* [BRIEF] All of the material below is to be repeated exactly.

** start INFORMATION SHOWN **

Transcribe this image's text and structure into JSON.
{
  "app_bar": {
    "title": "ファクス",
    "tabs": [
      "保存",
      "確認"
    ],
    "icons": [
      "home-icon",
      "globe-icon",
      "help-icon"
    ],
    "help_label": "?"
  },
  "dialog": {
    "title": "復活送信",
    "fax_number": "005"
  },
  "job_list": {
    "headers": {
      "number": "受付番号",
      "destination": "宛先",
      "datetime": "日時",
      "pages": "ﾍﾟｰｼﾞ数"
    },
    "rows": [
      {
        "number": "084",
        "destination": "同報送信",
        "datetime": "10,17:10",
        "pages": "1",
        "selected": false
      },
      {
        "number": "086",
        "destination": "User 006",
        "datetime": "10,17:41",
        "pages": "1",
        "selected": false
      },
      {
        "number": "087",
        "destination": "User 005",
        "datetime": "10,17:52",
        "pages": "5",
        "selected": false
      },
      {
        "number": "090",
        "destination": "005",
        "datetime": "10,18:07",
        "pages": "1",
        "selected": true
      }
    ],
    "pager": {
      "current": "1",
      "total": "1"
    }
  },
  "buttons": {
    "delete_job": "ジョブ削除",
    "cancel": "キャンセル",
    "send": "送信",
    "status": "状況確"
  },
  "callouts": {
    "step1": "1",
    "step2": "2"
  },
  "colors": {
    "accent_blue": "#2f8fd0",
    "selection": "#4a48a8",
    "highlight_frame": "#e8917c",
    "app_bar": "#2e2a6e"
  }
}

** end INFORMATION SHOWN **

* [ANSWER TO THIS TASK]
Transcribe this image's text and structure into JSON.
{
  "app_bar": {
    "title": "ファクス",
    "tabs": [
      "保存",
      "確認"
    ],
    "icons": [
      "home-icon",
      "globe-icon",
      "help-icon"
    ],
    "help_label": "?"
  },
  "dialog": {
    "title": "復活送信",
    "fax_number": "005"
  },
  "job_list": {
    "headers": {
      "number": "受付番号",
      "destination": "宛先",
      "datetime": "日時",
      "pages": "ﾍﾟｰｼﾞ数"
    },
    "rows": [
      {
        "number": "084",
        "destination": "同報送信",
        "datetime": "10,17:10",
        "pages": "1",
        "selected": false
      },
      {
        "number": "086",
        "destination": "User 006",
        "datetime": "10,17:41",
        "pages": "1",
        "selected": false
      },
      {
        "number": "087",
        "destination": "User 005",
        "datetime": "10,17:52",
        "pages": "5",
        "selected": false
      },
      {
        "number": "090",
        "destination": "005",
        "datetime": "10,18:07",
        "pages": "1",
        "selected": true
      }
    ],
    "pager": {
      "current": "1",
      "total": "1"
    }
  },
  "buttons": {
    "delete_job": "ジョブ削除",
    "cancel": "キャンセル",
    "send": "送信",
    "status": "状況確"
  },
  "callouts": {
    "step1": "1",
    "step2": "2"
  },
  "colors": {
    "accent_blue": "#2f8fd0",
    "selection": "#4a48a8",
    "highlight_frame": "#e8917c",
    "app_bar": "#2e2a6e"
  }
}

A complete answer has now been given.